■ PROBLEM ■
Starting at the first line of the records and ending at the line that contains "Polygon shape [360, 397, 379, 558]", arrange those lines as a numbered list, skipping any blank lines.

━━━━

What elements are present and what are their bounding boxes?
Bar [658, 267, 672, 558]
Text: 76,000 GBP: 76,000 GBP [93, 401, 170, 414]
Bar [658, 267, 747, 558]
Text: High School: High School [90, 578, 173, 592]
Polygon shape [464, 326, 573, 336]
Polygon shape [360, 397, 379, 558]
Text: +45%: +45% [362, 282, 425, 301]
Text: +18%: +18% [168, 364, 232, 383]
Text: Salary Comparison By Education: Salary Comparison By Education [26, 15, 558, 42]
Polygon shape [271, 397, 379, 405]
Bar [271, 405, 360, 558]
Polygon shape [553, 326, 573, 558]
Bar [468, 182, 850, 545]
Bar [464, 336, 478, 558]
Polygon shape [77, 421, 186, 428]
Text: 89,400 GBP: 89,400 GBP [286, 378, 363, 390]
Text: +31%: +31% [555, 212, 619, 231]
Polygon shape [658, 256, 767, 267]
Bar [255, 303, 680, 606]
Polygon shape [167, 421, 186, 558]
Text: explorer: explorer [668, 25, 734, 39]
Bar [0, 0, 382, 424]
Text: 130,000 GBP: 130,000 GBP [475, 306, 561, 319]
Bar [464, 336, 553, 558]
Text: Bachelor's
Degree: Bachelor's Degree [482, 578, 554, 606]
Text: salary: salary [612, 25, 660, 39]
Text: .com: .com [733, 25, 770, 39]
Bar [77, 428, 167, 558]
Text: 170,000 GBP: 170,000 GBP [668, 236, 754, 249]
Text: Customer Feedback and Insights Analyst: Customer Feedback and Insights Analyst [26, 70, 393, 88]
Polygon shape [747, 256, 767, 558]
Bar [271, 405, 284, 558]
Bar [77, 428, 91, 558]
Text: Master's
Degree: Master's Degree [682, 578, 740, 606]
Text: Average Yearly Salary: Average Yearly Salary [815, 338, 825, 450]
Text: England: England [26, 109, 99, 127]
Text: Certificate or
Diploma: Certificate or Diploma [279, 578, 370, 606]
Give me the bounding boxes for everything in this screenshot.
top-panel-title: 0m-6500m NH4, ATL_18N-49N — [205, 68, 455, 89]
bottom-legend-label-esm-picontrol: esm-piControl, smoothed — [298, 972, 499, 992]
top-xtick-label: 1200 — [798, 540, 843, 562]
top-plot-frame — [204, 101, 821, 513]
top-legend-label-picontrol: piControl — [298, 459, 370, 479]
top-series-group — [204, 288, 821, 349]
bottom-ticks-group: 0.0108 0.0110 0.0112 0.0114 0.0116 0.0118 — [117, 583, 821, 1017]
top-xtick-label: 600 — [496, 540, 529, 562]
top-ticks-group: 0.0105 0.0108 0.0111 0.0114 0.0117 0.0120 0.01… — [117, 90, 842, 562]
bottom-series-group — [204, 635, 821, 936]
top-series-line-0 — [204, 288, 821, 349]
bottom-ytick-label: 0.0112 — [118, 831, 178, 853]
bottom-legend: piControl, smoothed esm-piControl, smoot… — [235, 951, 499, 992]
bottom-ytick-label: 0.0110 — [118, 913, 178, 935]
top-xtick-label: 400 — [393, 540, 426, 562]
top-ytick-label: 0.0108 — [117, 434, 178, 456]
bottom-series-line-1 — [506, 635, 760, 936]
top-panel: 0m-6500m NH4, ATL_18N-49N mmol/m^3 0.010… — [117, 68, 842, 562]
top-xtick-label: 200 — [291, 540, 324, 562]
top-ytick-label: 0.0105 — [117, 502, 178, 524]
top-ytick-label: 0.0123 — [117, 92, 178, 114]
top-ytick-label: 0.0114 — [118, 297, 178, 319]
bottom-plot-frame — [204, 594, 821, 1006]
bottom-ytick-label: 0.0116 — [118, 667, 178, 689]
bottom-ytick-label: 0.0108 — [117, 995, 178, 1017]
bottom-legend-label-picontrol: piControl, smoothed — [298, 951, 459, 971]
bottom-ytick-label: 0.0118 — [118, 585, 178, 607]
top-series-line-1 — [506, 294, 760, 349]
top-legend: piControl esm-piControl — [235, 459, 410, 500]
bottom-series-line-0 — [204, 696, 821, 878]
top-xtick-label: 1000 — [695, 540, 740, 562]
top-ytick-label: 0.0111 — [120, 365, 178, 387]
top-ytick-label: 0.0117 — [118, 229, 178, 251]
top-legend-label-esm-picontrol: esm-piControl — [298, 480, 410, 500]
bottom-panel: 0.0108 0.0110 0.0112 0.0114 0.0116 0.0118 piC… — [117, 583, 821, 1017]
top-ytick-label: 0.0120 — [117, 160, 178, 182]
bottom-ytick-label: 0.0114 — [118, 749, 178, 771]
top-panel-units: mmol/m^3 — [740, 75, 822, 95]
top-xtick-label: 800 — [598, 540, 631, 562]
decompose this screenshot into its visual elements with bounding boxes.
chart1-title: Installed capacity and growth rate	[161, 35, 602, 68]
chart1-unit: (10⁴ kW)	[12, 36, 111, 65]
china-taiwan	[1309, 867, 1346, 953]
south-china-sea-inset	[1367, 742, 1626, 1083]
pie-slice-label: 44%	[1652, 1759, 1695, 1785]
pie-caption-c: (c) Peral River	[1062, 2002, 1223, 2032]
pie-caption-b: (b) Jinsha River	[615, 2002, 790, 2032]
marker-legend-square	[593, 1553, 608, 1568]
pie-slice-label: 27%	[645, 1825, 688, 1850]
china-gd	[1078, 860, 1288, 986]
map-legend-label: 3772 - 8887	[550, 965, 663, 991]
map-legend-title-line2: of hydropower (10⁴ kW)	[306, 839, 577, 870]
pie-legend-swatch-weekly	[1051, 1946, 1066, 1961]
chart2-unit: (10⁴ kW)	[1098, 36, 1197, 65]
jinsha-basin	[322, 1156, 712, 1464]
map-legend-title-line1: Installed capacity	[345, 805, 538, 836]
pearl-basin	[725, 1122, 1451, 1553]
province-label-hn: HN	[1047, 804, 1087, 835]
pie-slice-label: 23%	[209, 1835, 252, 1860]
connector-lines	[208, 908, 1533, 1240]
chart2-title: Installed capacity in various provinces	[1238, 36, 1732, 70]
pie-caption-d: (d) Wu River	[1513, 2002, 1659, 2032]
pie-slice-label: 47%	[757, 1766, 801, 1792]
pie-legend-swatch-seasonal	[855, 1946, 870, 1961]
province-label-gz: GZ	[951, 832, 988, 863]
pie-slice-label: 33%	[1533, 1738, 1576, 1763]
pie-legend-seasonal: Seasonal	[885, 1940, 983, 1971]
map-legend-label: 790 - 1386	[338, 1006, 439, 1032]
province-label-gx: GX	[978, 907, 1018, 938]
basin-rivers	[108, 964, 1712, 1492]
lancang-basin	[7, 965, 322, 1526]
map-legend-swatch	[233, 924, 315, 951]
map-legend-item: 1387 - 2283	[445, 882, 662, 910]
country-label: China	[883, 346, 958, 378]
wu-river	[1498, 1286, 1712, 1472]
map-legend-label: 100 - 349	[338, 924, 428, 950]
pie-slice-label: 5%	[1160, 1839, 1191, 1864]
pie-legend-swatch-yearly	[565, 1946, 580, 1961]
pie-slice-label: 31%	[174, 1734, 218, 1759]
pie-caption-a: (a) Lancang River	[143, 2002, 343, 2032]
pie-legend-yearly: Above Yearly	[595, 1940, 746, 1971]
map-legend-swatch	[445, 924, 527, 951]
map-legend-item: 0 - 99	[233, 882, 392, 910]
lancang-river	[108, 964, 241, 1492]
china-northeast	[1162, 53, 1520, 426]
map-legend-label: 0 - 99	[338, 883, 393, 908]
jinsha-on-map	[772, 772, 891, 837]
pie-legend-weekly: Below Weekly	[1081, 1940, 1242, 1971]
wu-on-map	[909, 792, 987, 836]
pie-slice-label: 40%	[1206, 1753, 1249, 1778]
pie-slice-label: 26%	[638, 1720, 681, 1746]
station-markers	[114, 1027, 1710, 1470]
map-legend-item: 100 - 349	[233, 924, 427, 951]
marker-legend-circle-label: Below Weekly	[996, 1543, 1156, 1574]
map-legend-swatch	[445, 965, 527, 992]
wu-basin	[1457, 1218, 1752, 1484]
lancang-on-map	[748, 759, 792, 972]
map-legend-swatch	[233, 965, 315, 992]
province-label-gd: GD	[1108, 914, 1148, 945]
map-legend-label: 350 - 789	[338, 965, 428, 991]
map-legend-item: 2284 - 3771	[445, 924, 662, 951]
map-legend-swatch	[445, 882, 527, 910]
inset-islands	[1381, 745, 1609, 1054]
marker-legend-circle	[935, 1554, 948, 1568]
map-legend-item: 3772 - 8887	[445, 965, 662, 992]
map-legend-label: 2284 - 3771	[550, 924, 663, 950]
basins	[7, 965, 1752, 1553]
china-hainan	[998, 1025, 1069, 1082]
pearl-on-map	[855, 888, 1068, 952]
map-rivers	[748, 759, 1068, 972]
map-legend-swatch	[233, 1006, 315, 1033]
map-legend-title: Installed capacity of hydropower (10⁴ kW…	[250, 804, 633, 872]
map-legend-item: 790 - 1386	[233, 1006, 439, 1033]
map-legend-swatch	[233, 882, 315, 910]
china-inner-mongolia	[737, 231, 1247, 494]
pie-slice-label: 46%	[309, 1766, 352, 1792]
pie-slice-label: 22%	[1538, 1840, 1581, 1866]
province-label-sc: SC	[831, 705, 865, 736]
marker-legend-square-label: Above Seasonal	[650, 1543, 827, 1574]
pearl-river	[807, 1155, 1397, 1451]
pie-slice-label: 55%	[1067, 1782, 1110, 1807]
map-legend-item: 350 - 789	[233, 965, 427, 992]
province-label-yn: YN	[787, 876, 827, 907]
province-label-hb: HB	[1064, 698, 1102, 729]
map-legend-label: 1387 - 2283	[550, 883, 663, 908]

━━━━

■ FINAL RESULT ■
1. What elements are present and what are their bounding boxes?
2. Bar [658, 267, 672, 558]
3. Text: 76,000 GBP: 76,000 GBP [93, 401, 170, 414]
4. Bar [658, 267, 747, 558]
5. Text: High School: High School [90, 578, 173, 592]
6. Polygon shape [464, 326, 573, 336]
7. Polygon shape [360, 397, 379, 558]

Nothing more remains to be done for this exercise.